# Data provided:
__________
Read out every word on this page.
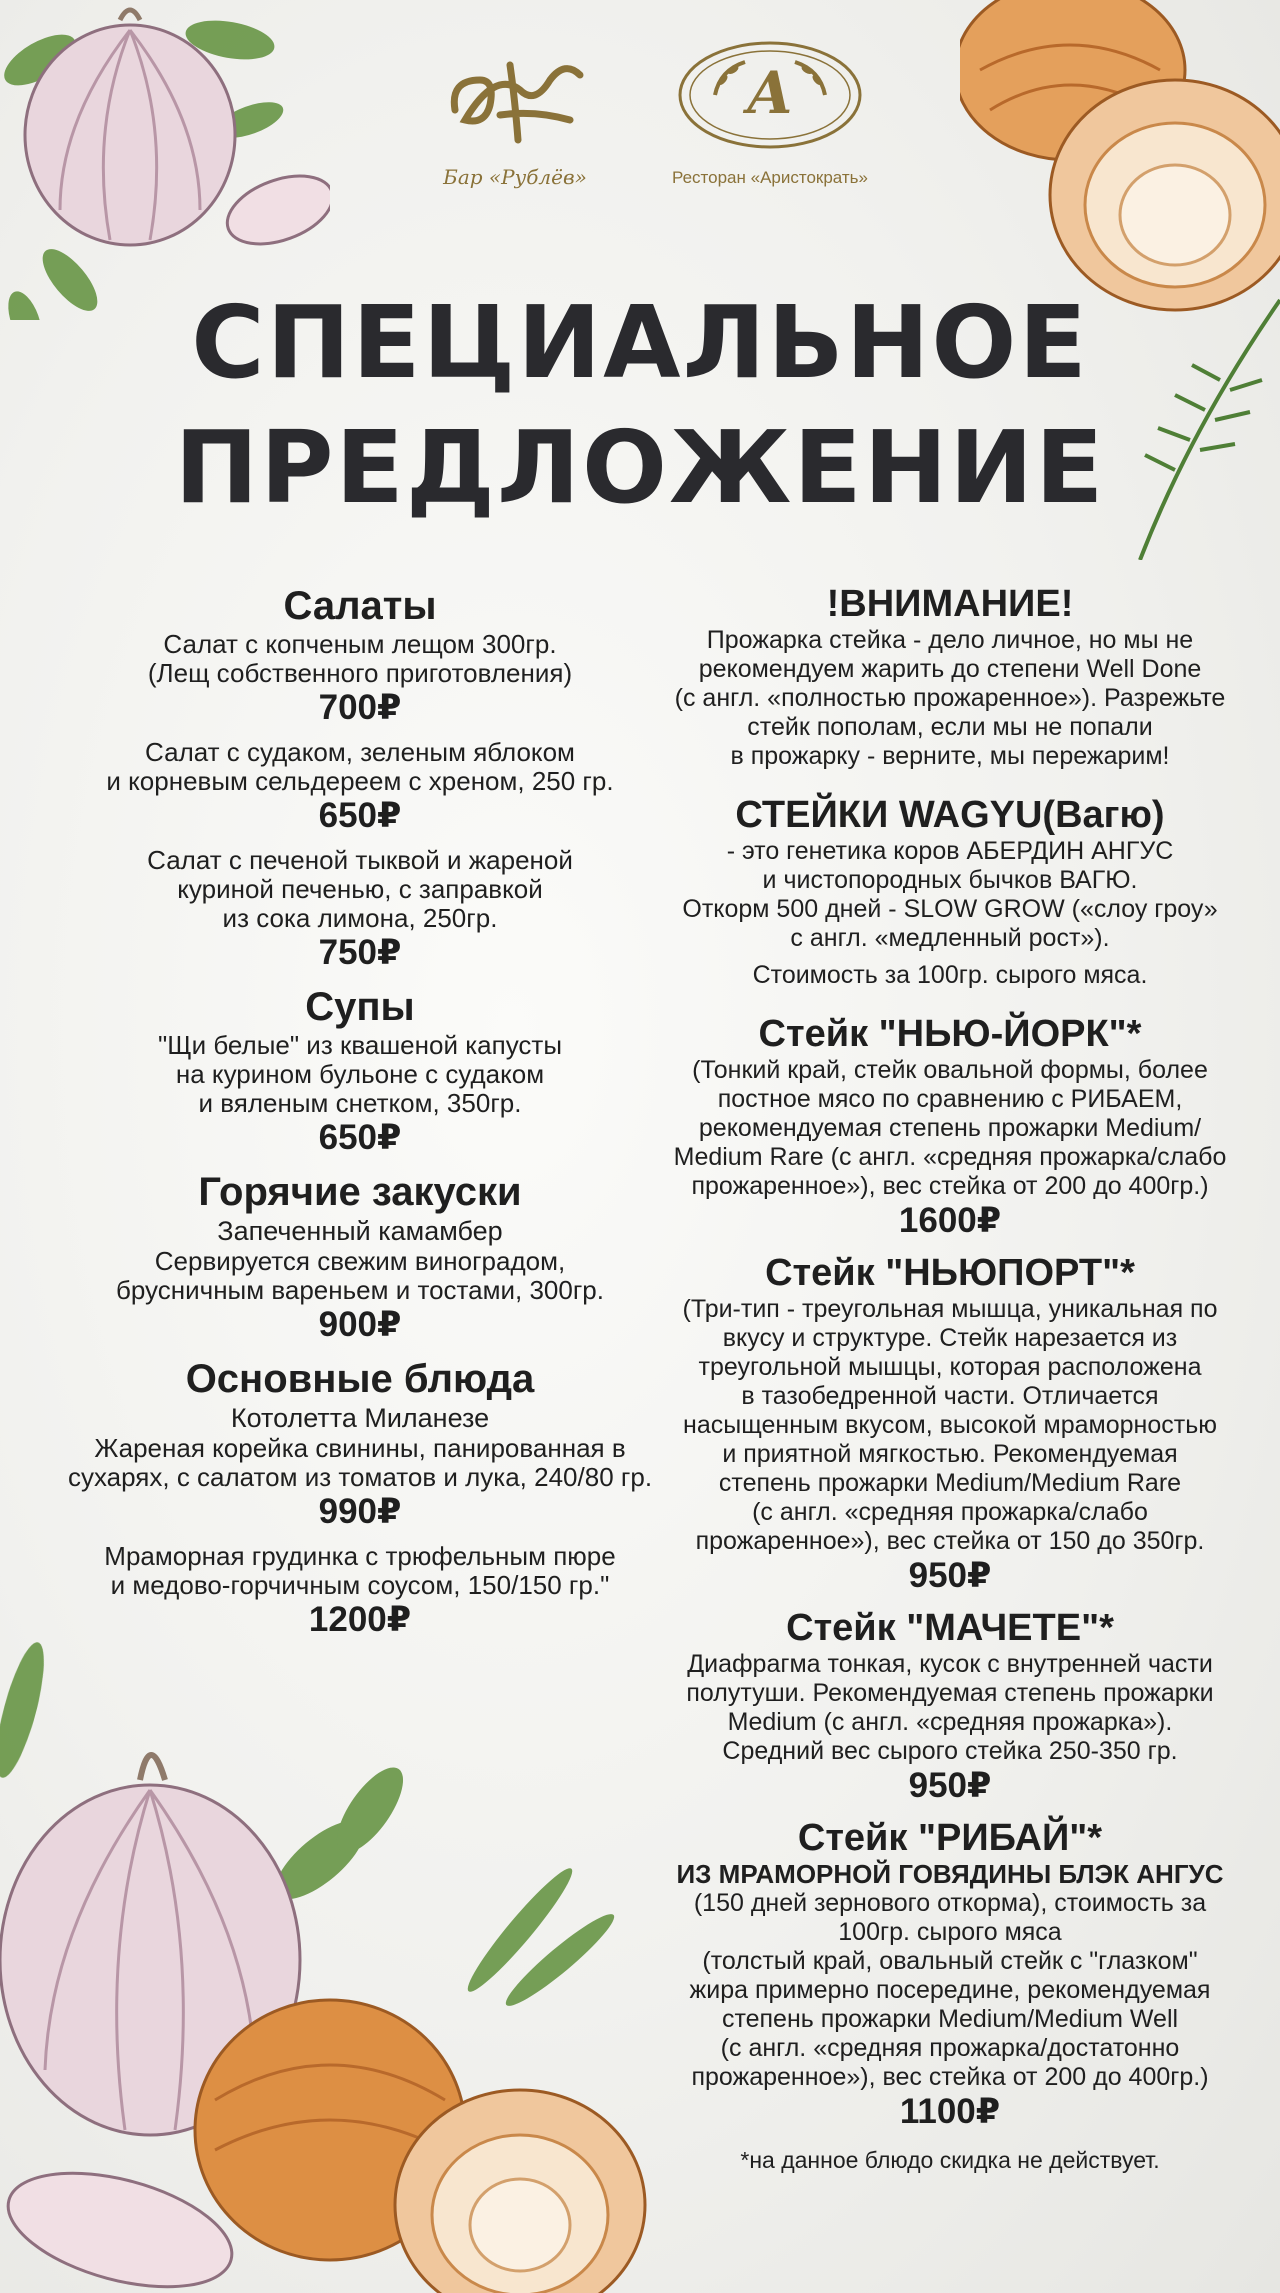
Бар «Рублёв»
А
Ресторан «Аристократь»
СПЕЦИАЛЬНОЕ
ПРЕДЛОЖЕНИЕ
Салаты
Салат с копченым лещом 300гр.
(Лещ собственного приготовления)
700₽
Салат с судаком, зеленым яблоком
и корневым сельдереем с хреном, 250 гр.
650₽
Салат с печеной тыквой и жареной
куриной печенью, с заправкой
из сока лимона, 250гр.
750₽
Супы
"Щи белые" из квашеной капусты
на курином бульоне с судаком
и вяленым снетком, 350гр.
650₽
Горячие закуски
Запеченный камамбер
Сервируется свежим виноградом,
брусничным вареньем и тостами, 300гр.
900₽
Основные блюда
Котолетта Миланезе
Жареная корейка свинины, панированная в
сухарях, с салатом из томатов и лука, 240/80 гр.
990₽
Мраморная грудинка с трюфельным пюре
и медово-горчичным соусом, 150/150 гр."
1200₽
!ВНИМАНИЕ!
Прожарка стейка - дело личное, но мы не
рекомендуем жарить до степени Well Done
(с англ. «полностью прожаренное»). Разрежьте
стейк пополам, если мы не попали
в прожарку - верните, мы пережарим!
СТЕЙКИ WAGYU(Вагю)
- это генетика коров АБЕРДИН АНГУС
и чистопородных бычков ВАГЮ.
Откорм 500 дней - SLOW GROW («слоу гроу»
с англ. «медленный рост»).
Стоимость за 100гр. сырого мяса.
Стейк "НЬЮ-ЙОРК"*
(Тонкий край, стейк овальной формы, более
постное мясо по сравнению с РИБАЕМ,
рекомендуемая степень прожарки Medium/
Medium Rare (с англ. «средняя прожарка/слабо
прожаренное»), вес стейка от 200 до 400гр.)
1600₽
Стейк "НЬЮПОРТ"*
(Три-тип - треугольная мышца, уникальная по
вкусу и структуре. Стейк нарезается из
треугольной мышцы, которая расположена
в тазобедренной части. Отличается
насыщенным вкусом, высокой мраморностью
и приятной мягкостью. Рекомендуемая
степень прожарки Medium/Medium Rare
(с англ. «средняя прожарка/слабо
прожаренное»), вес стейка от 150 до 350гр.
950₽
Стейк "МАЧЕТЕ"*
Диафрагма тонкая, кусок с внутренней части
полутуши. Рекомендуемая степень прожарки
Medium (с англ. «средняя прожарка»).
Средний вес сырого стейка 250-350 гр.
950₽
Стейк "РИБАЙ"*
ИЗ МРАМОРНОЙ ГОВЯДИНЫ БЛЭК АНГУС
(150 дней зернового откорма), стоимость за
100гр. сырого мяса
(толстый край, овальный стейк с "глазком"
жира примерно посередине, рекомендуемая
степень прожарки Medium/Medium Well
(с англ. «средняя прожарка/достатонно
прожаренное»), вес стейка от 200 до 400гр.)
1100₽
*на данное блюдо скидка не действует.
__________
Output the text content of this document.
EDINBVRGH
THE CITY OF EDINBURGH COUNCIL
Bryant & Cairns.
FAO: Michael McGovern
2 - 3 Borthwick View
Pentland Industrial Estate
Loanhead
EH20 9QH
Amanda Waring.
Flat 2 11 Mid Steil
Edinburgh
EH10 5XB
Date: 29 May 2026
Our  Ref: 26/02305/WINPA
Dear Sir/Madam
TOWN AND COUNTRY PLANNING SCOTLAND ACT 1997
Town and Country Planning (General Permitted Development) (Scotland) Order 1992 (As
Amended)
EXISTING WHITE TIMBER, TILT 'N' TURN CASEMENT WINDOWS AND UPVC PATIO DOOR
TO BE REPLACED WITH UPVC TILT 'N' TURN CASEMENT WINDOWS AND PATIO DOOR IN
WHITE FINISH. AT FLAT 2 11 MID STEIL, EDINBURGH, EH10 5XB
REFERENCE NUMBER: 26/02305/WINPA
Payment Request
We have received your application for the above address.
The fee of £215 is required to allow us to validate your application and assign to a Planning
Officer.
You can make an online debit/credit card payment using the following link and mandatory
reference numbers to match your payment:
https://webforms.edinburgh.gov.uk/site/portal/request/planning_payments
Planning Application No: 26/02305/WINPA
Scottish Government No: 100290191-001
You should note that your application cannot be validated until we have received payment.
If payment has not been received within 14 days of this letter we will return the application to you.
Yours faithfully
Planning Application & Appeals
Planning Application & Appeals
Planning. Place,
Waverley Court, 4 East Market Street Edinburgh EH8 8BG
__________
# Problem to work on:
Read the entries and show each line that mentions "слабо".

# Response:
Medium Rare (с англ. «средняя прожарка/слабо
(с англ. «средняя прожарка/слабо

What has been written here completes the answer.